> Aim: Report how many lines of the following entries include the string "down"; respond with the number alone.

## BEGIN Provided data

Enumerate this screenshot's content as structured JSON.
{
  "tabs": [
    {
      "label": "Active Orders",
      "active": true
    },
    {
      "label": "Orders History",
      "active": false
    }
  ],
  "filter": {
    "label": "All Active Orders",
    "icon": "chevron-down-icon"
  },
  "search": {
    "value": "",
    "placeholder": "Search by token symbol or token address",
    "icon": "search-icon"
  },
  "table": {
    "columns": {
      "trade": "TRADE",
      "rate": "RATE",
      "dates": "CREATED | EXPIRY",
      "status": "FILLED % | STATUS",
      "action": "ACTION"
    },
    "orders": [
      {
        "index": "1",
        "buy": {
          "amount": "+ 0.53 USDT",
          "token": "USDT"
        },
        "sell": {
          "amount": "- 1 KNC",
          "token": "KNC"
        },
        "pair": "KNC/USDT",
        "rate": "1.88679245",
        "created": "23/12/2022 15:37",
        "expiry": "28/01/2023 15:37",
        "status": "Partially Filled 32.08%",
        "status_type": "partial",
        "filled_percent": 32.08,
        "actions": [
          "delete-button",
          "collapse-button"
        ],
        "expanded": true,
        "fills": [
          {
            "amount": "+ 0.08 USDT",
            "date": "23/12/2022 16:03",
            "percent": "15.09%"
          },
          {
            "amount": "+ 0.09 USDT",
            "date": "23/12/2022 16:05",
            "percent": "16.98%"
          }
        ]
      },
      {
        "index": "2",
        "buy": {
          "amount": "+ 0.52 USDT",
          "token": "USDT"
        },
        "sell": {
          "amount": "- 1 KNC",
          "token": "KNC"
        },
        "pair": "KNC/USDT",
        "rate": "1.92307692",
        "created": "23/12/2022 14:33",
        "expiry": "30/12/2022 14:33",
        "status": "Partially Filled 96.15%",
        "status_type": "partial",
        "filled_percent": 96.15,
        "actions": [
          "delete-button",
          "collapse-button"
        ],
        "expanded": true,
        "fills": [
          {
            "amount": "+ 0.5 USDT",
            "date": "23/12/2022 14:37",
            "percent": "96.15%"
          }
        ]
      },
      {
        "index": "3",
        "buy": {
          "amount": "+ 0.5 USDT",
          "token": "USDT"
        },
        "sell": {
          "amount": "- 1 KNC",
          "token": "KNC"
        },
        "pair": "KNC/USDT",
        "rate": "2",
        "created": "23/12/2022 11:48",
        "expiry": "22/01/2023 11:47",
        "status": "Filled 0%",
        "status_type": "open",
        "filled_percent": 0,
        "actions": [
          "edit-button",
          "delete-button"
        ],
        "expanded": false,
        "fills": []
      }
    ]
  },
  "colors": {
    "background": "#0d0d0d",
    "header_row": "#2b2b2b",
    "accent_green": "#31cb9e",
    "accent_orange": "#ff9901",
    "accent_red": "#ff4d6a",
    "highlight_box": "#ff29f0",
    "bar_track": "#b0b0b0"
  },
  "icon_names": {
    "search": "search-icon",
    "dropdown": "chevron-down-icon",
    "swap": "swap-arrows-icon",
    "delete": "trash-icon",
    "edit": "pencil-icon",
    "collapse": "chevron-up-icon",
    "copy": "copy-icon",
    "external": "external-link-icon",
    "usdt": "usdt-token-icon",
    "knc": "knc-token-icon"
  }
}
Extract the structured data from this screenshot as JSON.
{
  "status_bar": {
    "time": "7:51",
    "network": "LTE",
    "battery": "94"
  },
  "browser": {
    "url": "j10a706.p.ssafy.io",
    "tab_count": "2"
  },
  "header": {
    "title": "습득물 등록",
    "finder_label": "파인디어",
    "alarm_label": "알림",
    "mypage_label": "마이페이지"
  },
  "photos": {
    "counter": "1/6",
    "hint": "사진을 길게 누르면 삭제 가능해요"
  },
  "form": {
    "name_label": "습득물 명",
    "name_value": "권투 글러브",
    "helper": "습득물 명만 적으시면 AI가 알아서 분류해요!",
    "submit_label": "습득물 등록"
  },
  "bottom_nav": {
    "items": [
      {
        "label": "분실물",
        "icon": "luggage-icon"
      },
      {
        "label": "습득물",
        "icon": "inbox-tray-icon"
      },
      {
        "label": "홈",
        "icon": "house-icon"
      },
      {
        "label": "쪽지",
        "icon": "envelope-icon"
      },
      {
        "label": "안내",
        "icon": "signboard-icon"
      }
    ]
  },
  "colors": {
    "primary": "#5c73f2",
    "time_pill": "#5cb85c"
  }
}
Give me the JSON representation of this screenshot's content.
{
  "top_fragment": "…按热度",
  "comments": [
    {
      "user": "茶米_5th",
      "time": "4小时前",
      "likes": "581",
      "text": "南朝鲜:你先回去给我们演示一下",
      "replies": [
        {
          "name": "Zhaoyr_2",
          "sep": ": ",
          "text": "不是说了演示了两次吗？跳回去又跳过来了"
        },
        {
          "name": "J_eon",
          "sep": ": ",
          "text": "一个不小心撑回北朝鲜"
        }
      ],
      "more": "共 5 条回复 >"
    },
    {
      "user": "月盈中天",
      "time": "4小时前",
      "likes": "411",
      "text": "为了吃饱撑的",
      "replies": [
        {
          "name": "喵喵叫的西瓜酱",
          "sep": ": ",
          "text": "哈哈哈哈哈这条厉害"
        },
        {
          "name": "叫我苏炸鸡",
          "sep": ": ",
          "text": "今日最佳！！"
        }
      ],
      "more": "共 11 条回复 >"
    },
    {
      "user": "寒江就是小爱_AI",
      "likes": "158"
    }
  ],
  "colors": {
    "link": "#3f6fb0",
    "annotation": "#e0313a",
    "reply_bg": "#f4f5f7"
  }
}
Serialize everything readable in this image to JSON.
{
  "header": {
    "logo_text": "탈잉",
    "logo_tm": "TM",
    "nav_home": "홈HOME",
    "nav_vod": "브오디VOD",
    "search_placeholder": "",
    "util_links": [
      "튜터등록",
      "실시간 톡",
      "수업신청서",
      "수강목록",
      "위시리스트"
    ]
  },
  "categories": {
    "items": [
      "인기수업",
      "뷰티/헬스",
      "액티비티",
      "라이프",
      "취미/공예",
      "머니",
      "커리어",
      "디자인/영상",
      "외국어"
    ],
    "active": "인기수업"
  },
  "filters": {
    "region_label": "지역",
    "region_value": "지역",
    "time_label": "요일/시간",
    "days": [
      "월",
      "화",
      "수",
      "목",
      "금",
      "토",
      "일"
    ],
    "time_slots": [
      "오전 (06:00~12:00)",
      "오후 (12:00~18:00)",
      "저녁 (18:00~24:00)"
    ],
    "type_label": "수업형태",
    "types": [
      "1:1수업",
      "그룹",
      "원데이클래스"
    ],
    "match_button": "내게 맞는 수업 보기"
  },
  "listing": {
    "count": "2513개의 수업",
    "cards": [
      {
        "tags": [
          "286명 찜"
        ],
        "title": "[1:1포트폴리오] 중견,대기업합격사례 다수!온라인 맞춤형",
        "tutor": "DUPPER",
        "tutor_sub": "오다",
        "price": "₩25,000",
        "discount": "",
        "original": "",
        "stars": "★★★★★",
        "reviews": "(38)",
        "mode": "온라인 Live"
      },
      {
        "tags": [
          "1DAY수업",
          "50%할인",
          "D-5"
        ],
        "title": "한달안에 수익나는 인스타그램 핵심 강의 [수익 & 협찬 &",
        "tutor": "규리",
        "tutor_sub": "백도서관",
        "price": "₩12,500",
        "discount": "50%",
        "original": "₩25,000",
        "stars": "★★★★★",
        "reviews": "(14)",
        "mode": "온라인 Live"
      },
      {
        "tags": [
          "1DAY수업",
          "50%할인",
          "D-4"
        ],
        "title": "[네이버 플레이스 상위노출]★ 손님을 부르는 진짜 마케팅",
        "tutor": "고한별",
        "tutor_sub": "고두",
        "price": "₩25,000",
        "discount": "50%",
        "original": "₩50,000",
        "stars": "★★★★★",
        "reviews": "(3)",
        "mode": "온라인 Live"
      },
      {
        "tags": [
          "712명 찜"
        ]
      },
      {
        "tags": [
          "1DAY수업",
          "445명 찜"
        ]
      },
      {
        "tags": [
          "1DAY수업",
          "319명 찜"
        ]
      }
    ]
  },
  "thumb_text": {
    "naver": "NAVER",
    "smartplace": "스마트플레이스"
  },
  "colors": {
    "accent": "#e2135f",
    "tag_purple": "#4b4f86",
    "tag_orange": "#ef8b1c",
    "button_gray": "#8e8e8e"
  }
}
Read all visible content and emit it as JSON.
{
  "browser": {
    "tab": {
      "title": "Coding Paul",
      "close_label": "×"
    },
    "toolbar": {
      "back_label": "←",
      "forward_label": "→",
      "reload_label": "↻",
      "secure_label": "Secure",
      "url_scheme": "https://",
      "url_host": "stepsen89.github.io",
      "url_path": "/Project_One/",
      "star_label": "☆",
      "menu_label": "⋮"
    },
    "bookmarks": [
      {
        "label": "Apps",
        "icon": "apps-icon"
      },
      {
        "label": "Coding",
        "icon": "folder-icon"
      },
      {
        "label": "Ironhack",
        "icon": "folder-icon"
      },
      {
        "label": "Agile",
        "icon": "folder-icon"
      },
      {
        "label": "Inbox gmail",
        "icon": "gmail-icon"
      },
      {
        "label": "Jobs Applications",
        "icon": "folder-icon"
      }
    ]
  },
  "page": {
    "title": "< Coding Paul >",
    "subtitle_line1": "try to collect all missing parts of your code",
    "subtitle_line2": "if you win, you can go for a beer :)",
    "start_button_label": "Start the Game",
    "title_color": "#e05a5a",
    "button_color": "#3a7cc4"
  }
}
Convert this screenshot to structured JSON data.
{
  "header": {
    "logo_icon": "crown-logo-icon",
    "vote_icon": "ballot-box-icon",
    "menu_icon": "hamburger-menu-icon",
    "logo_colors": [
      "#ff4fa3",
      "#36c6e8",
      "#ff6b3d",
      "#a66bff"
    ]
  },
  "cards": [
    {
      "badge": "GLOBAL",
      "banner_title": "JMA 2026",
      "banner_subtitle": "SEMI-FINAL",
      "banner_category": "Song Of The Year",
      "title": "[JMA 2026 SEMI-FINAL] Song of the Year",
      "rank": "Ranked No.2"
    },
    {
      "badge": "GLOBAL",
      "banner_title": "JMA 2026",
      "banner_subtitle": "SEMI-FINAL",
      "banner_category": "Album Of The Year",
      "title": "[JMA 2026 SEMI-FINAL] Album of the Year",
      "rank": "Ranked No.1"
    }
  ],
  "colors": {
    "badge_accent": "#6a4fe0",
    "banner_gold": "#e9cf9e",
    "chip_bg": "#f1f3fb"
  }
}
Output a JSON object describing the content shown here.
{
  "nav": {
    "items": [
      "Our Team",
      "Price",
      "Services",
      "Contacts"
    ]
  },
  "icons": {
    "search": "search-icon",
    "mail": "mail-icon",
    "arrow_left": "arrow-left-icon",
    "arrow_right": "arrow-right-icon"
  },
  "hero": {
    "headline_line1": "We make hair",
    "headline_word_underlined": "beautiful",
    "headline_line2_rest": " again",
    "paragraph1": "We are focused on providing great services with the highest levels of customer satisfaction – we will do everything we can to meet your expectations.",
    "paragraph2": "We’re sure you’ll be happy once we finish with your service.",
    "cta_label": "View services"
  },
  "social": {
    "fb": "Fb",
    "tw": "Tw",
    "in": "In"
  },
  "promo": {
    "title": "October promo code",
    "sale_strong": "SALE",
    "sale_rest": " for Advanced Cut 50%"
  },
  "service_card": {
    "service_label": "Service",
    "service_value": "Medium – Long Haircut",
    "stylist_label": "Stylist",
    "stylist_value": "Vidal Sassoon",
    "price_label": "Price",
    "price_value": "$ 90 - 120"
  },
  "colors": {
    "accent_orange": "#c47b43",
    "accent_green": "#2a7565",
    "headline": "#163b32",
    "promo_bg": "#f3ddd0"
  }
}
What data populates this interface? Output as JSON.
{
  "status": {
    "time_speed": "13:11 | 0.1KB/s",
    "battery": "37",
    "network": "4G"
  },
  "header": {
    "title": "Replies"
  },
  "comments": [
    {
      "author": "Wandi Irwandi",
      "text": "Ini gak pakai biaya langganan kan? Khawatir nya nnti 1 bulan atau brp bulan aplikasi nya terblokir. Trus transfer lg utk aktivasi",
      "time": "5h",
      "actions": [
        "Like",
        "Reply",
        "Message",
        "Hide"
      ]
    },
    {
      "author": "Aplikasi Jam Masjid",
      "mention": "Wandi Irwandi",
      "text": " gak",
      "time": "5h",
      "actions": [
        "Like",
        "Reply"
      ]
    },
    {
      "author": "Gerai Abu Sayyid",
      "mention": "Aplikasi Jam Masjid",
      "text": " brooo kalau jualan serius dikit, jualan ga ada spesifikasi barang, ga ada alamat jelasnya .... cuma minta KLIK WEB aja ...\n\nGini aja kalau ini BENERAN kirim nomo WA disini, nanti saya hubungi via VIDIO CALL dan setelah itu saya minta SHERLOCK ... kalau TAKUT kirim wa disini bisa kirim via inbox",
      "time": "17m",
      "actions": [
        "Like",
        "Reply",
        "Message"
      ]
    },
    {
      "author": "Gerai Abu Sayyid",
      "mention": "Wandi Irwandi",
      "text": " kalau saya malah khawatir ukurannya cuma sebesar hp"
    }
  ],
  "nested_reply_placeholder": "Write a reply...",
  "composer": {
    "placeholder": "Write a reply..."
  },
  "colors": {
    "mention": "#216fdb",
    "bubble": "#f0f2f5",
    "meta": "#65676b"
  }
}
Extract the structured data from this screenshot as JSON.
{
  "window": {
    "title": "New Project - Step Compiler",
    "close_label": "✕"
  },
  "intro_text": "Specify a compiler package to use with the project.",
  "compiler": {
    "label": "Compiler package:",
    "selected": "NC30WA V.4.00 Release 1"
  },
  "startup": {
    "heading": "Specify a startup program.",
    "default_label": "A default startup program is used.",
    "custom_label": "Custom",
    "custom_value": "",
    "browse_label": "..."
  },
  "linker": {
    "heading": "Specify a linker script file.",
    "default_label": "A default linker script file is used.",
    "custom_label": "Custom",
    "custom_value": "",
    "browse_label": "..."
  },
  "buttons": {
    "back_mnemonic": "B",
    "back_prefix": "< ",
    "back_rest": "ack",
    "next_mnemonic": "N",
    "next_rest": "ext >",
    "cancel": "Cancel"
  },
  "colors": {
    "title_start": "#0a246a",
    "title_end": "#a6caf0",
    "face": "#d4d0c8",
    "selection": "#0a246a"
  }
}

## END Provided data

> Exercise solution: 2